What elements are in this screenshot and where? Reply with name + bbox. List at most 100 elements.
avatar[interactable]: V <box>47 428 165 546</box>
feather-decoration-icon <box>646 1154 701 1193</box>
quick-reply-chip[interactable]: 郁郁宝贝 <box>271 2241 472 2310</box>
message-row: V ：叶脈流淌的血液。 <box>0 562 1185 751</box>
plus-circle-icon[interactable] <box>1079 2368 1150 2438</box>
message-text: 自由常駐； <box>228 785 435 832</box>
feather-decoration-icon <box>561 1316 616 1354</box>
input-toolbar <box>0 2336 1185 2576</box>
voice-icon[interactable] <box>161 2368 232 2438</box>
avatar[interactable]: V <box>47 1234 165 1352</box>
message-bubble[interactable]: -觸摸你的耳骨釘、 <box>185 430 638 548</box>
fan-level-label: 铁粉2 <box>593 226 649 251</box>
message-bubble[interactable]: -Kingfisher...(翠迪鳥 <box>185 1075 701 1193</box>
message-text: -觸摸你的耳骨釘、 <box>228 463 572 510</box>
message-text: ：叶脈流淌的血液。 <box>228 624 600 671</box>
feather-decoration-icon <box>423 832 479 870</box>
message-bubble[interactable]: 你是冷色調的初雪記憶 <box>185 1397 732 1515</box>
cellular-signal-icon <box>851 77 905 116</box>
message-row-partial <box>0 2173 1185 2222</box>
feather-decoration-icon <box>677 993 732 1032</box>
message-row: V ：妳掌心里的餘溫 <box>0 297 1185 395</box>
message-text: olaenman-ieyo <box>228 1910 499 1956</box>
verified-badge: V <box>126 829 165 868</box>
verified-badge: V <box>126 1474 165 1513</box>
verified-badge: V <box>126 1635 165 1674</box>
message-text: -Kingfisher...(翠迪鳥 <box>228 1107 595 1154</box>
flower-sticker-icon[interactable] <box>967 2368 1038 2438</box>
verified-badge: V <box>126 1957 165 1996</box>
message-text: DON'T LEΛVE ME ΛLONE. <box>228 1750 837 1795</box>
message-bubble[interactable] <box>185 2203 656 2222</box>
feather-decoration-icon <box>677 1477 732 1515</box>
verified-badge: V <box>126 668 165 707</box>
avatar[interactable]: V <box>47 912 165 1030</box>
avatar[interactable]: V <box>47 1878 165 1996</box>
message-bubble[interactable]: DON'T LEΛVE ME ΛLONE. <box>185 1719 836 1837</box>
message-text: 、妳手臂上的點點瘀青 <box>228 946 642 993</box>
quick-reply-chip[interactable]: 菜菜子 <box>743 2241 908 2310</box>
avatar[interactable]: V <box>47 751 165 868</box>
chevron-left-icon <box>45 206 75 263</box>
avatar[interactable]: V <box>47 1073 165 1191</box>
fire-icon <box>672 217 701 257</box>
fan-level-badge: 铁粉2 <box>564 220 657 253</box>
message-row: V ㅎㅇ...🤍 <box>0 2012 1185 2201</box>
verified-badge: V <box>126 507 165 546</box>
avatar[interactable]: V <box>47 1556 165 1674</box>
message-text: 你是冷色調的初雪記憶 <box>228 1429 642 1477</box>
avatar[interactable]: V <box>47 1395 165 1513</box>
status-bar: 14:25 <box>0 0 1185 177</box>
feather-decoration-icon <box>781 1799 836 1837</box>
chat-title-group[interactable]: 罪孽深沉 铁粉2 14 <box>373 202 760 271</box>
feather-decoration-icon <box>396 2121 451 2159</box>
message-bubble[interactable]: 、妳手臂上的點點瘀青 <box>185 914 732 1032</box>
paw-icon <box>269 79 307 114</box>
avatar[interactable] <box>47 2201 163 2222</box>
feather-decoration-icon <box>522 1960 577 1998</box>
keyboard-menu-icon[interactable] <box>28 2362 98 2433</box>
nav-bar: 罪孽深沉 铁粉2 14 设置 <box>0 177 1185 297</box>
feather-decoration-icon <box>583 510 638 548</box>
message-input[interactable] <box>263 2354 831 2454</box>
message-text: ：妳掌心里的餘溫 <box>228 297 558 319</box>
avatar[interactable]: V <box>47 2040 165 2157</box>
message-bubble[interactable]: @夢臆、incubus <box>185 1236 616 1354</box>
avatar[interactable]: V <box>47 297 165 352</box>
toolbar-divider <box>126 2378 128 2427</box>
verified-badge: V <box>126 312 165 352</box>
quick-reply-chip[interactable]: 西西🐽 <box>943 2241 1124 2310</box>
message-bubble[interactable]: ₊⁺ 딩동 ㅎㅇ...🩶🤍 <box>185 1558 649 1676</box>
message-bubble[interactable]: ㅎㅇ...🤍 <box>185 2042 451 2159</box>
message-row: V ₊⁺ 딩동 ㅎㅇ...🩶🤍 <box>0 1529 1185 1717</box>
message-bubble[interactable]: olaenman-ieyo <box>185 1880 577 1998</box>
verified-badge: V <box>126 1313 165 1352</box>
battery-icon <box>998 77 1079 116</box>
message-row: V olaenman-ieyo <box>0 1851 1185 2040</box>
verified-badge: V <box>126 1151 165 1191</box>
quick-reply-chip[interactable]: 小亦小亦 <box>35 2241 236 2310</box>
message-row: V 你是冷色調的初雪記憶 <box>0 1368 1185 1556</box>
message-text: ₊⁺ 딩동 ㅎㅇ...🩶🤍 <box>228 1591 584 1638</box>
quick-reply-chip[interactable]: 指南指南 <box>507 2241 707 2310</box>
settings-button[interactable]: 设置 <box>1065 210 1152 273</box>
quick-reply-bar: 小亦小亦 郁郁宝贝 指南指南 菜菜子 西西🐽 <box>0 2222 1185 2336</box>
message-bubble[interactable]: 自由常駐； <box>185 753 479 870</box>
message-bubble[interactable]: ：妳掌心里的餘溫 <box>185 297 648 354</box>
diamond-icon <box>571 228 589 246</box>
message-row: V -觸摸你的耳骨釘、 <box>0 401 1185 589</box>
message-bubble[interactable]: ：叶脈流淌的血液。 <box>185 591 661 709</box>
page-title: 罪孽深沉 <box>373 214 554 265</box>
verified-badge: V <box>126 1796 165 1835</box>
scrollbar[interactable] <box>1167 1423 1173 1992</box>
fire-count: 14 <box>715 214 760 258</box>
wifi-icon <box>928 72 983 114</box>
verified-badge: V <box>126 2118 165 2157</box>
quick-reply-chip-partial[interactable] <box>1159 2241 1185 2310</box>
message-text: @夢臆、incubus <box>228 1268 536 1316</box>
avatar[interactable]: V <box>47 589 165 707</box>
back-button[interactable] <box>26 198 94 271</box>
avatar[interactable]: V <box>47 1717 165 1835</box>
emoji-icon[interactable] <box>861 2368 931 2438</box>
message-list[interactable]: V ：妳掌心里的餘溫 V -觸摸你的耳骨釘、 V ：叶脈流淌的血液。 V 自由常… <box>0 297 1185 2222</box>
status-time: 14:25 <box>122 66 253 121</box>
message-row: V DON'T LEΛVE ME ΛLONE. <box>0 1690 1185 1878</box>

TASK STATEMENT: Rewrite the rows starting at the first one and ending at the one that contains "message-text: ：叶脈流淌的血液。 <box>228", changing "input-toolbar" to "bottom-toolbar" and keeping everything else the same. Give only those rows.

RESULT OF THE EXERCISE:
What elements are in this screenshot and where? Reply with name + bbox. List at most 100 elements.
avatar[interactable]: V <box>47 428 165 546</box>
feather-decoration-icon <box>646 1154 701 1193</box>
quick-reply-chip[interactable]: 郁郁宝贝 <box>271 2241 472 2310</box>
message-row: V ：叶脈流淌的血液。 <box>0 562 1185 751</box>
plus-circle-icon[interactable] <box>1079 2368 1150 2438</box>
message-text: 自由常駐； <box>228 785 435 832</box>
feather-decoration-icon <box>561 1316 616 1354</box>
bottom-toolbar <box>0 2336 1185 2576</box>
voice-icon[interactable] <box>161 2368 232 2438</box>
avatar[interactable]: V <box>47 1234 165 1352</box>
message-bubble[interactable]: -觸摸你的耳骨釘、 <box>185 430 638 548</box>
fan-level-label: 铁粉2 <box>593 226 649 251</box>
message-bubble[interactable]: -Kingfisher...(翠迪鳥 <box>185 1075 701 1193</box>
message-text: -觸摸你的耳骨釘、 <box>228 463 572 510</box>
message-text: ：叶脈流淌的血液。 <box>228 624 600 671</box>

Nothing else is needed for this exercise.